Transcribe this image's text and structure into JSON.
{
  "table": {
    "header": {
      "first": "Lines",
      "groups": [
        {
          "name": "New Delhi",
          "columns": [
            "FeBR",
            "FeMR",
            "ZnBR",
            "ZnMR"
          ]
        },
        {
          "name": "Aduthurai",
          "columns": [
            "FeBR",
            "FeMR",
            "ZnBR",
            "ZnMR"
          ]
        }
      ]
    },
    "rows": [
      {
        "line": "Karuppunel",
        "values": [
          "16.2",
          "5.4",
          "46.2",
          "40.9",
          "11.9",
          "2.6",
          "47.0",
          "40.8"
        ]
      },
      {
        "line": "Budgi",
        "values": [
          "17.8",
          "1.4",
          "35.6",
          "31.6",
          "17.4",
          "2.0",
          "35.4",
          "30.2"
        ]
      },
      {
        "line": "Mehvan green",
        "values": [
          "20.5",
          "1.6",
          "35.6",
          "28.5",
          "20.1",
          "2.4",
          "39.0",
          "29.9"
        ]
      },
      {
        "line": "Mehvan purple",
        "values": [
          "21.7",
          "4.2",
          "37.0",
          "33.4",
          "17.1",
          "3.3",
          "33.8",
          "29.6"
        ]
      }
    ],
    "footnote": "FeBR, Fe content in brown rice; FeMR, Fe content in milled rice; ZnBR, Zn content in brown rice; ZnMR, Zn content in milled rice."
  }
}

--

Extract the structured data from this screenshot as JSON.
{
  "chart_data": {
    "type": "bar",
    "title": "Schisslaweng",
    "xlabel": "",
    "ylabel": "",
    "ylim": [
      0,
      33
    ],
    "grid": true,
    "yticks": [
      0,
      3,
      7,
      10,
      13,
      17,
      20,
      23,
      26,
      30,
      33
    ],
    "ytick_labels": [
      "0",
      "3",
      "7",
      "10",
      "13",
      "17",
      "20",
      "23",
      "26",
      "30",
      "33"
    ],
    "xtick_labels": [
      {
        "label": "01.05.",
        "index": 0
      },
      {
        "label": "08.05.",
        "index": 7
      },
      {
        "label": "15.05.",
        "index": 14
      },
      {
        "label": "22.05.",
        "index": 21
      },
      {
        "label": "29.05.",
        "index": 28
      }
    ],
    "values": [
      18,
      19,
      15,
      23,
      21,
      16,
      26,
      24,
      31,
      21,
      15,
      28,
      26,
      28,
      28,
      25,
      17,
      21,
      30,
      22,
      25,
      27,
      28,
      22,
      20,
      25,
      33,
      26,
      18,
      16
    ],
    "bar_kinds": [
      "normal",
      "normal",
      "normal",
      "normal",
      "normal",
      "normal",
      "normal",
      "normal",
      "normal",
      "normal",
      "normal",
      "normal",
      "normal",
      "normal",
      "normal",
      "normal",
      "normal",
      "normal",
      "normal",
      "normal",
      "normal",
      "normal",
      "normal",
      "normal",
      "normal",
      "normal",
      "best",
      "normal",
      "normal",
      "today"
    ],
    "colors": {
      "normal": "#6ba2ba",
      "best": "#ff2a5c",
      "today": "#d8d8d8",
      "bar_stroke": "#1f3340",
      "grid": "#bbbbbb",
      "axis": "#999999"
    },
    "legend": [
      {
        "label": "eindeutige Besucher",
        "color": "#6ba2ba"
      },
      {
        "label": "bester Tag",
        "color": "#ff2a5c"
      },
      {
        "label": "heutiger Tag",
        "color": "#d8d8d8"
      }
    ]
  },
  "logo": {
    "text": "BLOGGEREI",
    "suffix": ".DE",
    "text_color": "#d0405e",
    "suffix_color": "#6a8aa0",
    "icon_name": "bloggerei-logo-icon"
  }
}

--

EXERCISE - Copy all lines of the material above where the string "JSON" occurs.

SOLUTION BELOW -
Transcribe this image's text and structure into JSON.
Extract the structured data from this screenshot as JSON.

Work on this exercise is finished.